Skip to content

3D BAG pipeline

Repository of the 3D BAG production pipeline.

Supported OS: Linux (tested on Ubuntu 22.04, 24.04)

Documentation

https://3dbag.github.io/3dbag-pipeline/

Quickstart for local development:

Requirements for running the fast tests:

  • Python 3.11
  • Docker

Requirements for running the slow and integration tests and for production

The build-tools.sh Bash script can help you to build the required tools. See build-tools.sh --help for usage instructions. Note that you need to run build-tools.sh with bash (not sh), and it can take a couple of hours to build everything. Requirements for building the tools:

  • C and C++ compilers (min. GCC 13 or Clang 18)

**Request**
Can you carry on with the 3D BAG pipeline repository page, picking up right after its last line?

**Information given**
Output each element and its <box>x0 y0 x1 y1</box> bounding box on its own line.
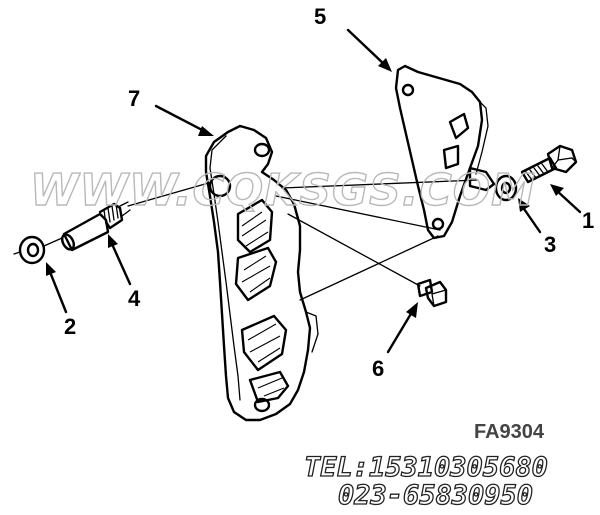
callout-5: 5 <box>314 4 326 29</box>
figure-part-code: FA9304 <box>474 421 545 443</box>
callout-labels: 5 7 1 3 4 2 6 <box>64 4 594 381</box>
part-3-washer <box>494 174 518 202</box>
callout-3: 3 <box>544 232 556 257</box>
part-5-plate <box>394 64 496 240</box>
assembly-lines <box>127 179 479 301</box>
part-6-small-bolt <box>416 278 448 308</box>
callout-2: 2 <box>64 314 76 339</box>
part-1-hex-bolt <box>520 144 578 184</box>
phone-watermark: TEL:15310305680 <box>304 452 548 483</box>
part-7-bracket <box>204 124 319 422</box>
site-watermark: WWW.CQKSGS.COM <box>30 165 536 216</box>
callout-6: 6 <box>372 356 384 381</box>
alt-phone-watermark: 023-65830950 <box>338 480 533 511</box>
bracket-hatching <box>241 211 285 397</box>
leader-arrows <box>46 28 582 354</box>
callout-1: 1 <box>582 208 594 233</box>
part-4-stud <box>61 201 131 252</box>
callout-4: 4 <box>128 286 141 311</box>
part-2-washer <box>13 235 63 265</box>
callout-7: 7 <box>128 86 140 111</box>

**Task answer**
  • CMake
  • Rust toolchain
  • Git
  • wget
  • libgeos
  • sqlite3
  • libtiff

Environment variables

First you need to set up the following environment variables in a .env file in root of this repository. The .env file is required for running the commands in the makefile. For just running the fast tests, the following variables are necessary and no modification is needed (the tests will run in a docker-based database):

BAG3D_VENVS=${PWD}/venvs
BAG3D_TEST_DATA=${PWD}/tests/test_data
BAG3D_FLOORS_ESTIMATION_MODEL=${BAG3D_TEST_DATA}/model/pipeline_model1_gbr_untuned.joblib
BAG3D_EXPORT_DIR=${BAG3D_TEST_DATA}/reconstruction_input/3DBAG/export
BAG3D_RELEASE_VERSION="10_24"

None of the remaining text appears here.